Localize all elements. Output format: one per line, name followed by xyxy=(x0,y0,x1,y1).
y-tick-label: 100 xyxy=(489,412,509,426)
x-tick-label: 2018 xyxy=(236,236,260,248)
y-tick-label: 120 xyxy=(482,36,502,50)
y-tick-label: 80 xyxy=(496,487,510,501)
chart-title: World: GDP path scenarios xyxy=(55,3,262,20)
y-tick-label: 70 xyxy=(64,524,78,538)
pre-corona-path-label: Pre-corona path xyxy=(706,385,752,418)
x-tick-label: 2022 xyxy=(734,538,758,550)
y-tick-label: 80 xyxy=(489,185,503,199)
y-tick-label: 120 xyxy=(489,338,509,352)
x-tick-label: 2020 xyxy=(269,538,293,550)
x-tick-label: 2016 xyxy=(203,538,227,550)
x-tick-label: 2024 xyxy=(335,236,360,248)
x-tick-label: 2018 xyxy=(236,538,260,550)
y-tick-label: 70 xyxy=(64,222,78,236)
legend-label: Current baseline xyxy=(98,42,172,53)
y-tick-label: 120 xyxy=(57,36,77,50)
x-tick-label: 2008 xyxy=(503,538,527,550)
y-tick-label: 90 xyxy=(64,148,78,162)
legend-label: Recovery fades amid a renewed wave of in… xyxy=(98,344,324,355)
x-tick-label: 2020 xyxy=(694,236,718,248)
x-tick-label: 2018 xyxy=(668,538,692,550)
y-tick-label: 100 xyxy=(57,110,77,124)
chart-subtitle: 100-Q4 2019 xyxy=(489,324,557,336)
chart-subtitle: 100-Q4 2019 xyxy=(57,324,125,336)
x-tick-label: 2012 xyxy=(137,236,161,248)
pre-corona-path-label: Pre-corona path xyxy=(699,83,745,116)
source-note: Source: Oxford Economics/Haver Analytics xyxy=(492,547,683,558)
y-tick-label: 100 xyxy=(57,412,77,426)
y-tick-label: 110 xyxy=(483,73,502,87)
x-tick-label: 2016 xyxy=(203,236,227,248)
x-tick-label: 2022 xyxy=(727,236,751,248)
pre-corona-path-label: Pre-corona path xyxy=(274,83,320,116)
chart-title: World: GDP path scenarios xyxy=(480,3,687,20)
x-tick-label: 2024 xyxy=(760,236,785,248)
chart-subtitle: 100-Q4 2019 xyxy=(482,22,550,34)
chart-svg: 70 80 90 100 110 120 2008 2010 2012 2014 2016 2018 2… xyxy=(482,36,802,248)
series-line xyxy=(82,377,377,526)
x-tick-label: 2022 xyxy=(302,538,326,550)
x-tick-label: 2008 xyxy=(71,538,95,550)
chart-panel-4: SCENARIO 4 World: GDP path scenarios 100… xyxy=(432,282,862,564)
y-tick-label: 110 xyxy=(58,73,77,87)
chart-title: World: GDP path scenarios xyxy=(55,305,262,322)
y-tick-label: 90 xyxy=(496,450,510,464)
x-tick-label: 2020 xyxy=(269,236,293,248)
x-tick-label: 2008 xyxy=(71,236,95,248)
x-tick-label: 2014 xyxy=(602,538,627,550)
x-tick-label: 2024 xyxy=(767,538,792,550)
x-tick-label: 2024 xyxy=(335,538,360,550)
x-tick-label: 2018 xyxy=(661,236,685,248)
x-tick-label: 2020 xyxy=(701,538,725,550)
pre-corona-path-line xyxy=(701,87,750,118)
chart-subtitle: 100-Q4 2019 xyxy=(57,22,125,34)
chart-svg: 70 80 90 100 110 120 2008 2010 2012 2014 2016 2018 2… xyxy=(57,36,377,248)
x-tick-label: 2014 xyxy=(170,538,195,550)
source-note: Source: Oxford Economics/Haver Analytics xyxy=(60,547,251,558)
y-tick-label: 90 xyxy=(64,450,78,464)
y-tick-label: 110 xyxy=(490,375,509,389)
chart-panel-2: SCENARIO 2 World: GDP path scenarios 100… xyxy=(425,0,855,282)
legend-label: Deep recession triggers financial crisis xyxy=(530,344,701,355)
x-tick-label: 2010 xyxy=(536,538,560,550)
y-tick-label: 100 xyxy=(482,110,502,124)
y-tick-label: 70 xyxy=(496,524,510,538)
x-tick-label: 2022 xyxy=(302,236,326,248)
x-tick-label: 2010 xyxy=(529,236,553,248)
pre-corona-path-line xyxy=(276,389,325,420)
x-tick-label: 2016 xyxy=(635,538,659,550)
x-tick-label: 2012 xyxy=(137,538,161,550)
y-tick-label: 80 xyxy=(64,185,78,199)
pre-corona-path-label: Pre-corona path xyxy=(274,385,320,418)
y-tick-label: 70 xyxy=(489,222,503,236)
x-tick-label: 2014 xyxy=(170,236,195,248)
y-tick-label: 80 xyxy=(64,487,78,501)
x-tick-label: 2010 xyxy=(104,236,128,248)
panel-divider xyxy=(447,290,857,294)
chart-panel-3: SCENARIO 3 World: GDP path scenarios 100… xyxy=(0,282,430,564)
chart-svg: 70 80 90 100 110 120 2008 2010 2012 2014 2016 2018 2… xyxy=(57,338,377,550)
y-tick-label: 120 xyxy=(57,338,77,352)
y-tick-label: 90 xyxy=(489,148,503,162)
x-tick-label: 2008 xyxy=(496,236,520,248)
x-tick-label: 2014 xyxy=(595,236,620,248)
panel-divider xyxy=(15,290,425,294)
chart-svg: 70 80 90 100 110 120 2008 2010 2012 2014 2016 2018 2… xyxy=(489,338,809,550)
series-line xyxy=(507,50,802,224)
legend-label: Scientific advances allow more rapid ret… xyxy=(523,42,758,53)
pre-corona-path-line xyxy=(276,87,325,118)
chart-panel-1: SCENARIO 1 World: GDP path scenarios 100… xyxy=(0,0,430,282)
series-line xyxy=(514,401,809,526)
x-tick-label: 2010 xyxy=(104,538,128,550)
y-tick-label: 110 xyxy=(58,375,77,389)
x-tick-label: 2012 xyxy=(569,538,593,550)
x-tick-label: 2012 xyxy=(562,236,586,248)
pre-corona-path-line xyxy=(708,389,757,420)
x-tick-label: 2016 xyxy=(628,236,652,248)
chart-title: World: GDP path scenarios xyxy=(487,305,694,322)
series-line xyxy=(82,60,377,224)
═══
**Task to carry out:** Copy every row above verbatim, in the same order, from the first to the last.

**Reply to the task:**
Localize all elements. Output format: one per line, name followed by xyxy=(x0,y0,x1,y1).
y-tick-label: 100 xyxy=(489,412,509,426)
x-tick-label: 2018 xyxy=(236,236,260,248)
y-tick-label: 120 xyxy=(482,36,502,50)
y-tick-label: 80 xyxy=(496,487,510,501)
chart-title: World: GDP path scenarios xyxy=(55,3,262,20)
y-tick-label: 70 xyxy=(64,524,78,538)
pre-corona-path-label: Pre-corona path xyxy=(706,385,752,418)
x-tick-label: 2022 xyxy=(734,538,758,550)
y-tick-label: 80 xyxy=(489,185,503,199)
y-tick-label: 120 xyxy=(489,338,509,352)
x-tick-label: 2020 xyxy=(269,538,293,550)
x-tick-label: 2016 xyxy=(203,538,227,550)
x-tick-label: 2024 xyxy=(335,236,360,248)
x-tick-label: 2018 xyxy=(236,538,260,550)
y-tick-label: 70 xyxy=(64,222,78,236)
legend-label: Current baseline xyxy=(98,42,172,53)
y-tick-label: 120 xyxy=(57,36,77,50)
x-tick-label: 2008 xyxy=(503,538,527,550)
y-tick-label: 90 xyxy=(64,148,78,162)
legend-label: Recovery fades amid a renewed wave of in… xyxy=(98,344,324,355)
x-tick-label: 2020 xyxy=(694,236,718,248)
x-tick-label: 2018 xyxy=(668,538,692,550)
y-tick-label: 100 xyxy=(57,110,77,124)
chart-subtitle: 100-Q4 2019 xyxy=(489,324,557,336)
chart-subtitle: 100-Q4 2019 xyxy=(57,324,125,336)
x-tick-label: 2012 xyxy=(137,236,161,248)
pre-corona-path-label: Pre-corona path xyxy=(699,83,745,116)
source-note: Source: Oxford Economics/Haver Analytics xyxy=(492,547,683,558)
y-tick-label: 100 xyxy=(57,412,77,426)
y-tick-label: 110 xyxy=(483,73,502,87)
x-tick-label: 2016 xyxy=(203,236,227,248)
x-tick-label: 2022 xyxy=(727,236,751,248)
pre-corona-path-label: Pre-corona path xyxy=(274,83,320,116)
chart-title: World: GDP path scenarios xyxy=(480,3,687,20)
x-tick-label: 2024 xyxy=(760,236,785,248)
chart-subtitle: 100-Q4 2019 xyxy=(482,22,550,34)
chart-svg: 70 80 90 100 110 120 2008 2010 2012 2014 2016 2018 2… xyxy=(482,36,802,248)
series-line xyxy=(82,377,377,526)
x-tick-label: 2022 xyxy=(302,538,326,550)
x-tick-label: 2008 xyxy=(71,538,95,550)
chart-panel-4: SCENARIO 4 World: GDP path scenarios 100… xyxy=(432,282,862,564)
y-tick-label: 110 xyxy=(58,73,77,87)
chart-title: World: GDP path scenarios xyxy=(55,305,262,322)
y-tick-label: 90 xyxy=(496,450,510,464)
x-tick-label: 2020 xyxy=(269,236,293,248)
x-tick-label: 2008 xyxy=(71,236,95,248)
x-tick-label: 2014 xyxy=(602,538,627,550)
x-tick-label: 2024 xyxy=(767,538,792,550)
x-tick-label: 2024 xyxy=(335,538,360,550)
x-tick-label: 2018 xyxy=(661,236,685,248)
x-tick-label: 2020 xyxy=(701,538,725,550)
pre-corona-path-line xyxy=(701,87,750,118)
chart-subtitle: 100-Q4 2019 xyxy=(57,22,125,34)
chart-svg: 70 80 90 100 110 120 2008 2010 2012 2014 2016 2018 2… xyxy=(57,36,377,248)
x-tick-label: 2014 xyxy=(170,538,195,550)
source-note: Source: Oxford Economics/Haver Analytics xyxy=(60,547,251,558)
y-tick-label: 90 xyxy=(64,450,78,464)
y-tick-label: 110 xyxy=(490,375,509,389)
chart-panel-2: SCENARIO 2 World: GDP path scenarios 100… xyxy=(425,0,855,282)
legend-label: Deep recession triggers financial crisis xyxy=(530,344,701,355)
x-tick-label: 2010 xyxy=(536,538,560,550)
y-tick-label: 100 xyxy=(482,110,502,124)
y-tick-label: 70 xyxy=(496,524,510,538)
x-tick-label: 2022 xyxy=(302,236,326,248)
x-tick-label: 2010 xyxy=(529,236,553,248)
pre-corona-path-line xyxy=(276,389,325,420)
x-tick-label: 2016 xyxy=(635,538,659,550)
x-tick-label: 2012 xyxy=(137,538,161,550)
y-tick-label: 80 xyxy=(64,185,78,199)
pre-corona-path-label: Pre-corona path xyxy=(274,385,320,418)
y-tick-label: 70 xyxy=(489,222,503,236)
x-tick-label: 2014 xyxy=(170,236,195,248)
y-tick-label: 80 xyxy=(64,487,78,501)
x-tick-label: 2010 xyxy=(104,236,128,248)
panel-divider xyxy=(447,290,857,294)
chart-panel-3: SCENARIO 3 World: GDP path scenarios 100… xyxy=(0,282,430,564)
chart-svg: 70 80 90 100 110 120 2008 2010 2012 2014 2016 2018 2… xyxy=(57,338,377,550)
y-tick-label: 120 xyxy=(57,338,77,352)
y-tick-label: 90 xyxy=(489,148,503,162)
x-tick-label: 2008 xyxy=(496,236,520,248)
x-tick-label: 2014 xyxy=(595,236,620,248)
panel-divider xyxy=(15,290,425,294)
chart-svg: 70 80 90 100 110 120 2008 2010 2012 2014 2016 2018 2… xyxy=(489,338,809,550)
series-line xyxy=(507,50,802,224)
legend-label: Scientific advances allow more rapid ret… xyxy=(523,42,758,53)
pre-corona-path-line xyxy=(276,87,325,118)
chart-panel-1: SCENARIO 1 World: GDP path scenarios 100… xyxy=(0,0,430,282)
series-line xyxy=(514,401,809,526)
x-tick-label: 2010 xyxy=(104,538,128,550)
y-tick-label: 110 xyxy=(58,375,77,389)
x-tick-label: 2012 xyxy=(569,538,593,550)
x-tick-label: 2012 xyxy=(562,236,586,248)
pre-corona-path-line xyxy=(708,389,757,420)
x-tick-label: 2016 xyxy=(628,236,652,248)
chart-title: World: GDP path scenarios xyxy=(487,305,694,322)
series-line xyxy=(82,60,377,224)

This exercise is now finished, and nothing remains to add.